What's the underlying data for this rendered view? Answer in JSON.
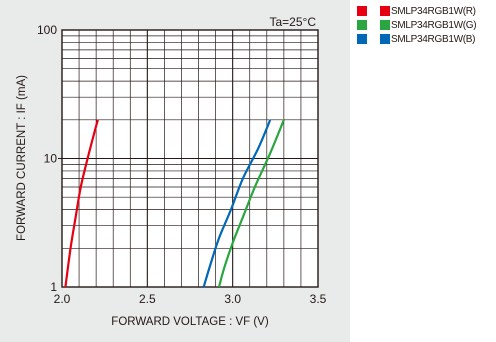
{
  "chart_data": {
    "type": "line",
    "x_scale": "linear",
    "y_scale": "log",
    "xlim": [
      2.0,
      3.5
    ],
    "ylim": [
      1,
      100
    ],
    "x_ticks": [
      "2.0",
      "2.5",
      "3.0",
      "3.5"
    ],
    "y_ticks": [
      "1",
      "10",
      "100"
    ],
    "xlabel": "FORWARD VOLTAGE : VF (V)",
    "ylabel": "FORWARD CURRENT : IF (mA)",
    "annotation": "Ta=25°C",
    "grid": true,
    "legend_position": "outside-top-right",
    "series": [
      {
        "name": "SMLP34RGB1W(R)",
        "color": "#e60012",
        "x": [
          2.02,
          2.05,
          2.08,
          2.11,
          2.15,
          2.19,
          2.21
        ],
        "y": [
          1,
          2,
          3.5,
          6,
          10,
          16,
          20
        ]
      },
      {
        "name": "SMLP34RGB1W(G)",
        "color": "#2aa640",
        "x": [
          2.92,
          2.95,
          3.0,
          3.06,
          3.13,
          3.22,
          3.3
        ],
        "y": [
          1,
          1.4,
          2.2,
          3.5,
          6,
          11,
          20
        ]
      },
      {
        "name": "SMLP34RGB1W(B)",
        "color": "#0068b7",
        "x": [
          2.83,
          2.87,
          2.92,
          2.99,
          3.06,
          3.15,
          3.22
        ],
        "y": [
          1,
          1.5,
          2.4,
          4,
          7,
          12,
          20
        ]
      }
    ]
  }
}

Problem statement: Keep the pictures out and write out the records exactly.

Task output:
What's the underlying data for this rendered view? Answer in JSON.
{
  "chart_data": {
    "type": "line",
    "x_scale": "linear",
    "y_scale": "log",
    "xlim": [
      2.0,
      3.5
    ],
    "ylim": [
      1,
      100
    ],
    "x_ticks": [
      "2.0",
      "2.5",
      "3.0",
      "3.5"
    ],
    "y_ticks": [
      "1",
      "10",
      "100"
    ],
    "xlabel": "FORWARD VOLTAGE : VF (V)",
    "ylabel": "FORWARD CURRENT : IF (mA)",
    "annotation": "Ta=25°C",
    "grid": true,
    "legend_position": "outside-top-right",
    "series": [
      {
        "name": "SMLP34RGB1W(R)",
        "color": "#e60012",
        "x": [
          2.02,
          2.05,
          2.08,
          2.11,
          2.15,
          2.19,
          2.21
        ],
        "y": [
          1,
          2,
          3.5,
          6,
          10,
          16,
          20
        ]
      },
      {
        "name": "SMLP34RGB1W(G)",
        "color": "#2aa640",
        "x": [
          2.92,
          2.95,
          3.0,
          3.06,
          3.13,
          3.22,
          3.3
        ],
        "y": [
          1,
          1.4,
          2.2,
          3.5,
          6,
          11,
          20
        ]
      },
      {
        "name": "SMLP34RGB1W(B)",
        "color": "#0068b7",
        "x": [
          2.83,
          2.87,
          2.92,
          2.99,
          3.06,
          3.15,
          3.22
        ],
        "y": [
          1,
          1.5,
          2.4,
          4,
          7,
          12,
          20
        ]
      }
    ]
  }
}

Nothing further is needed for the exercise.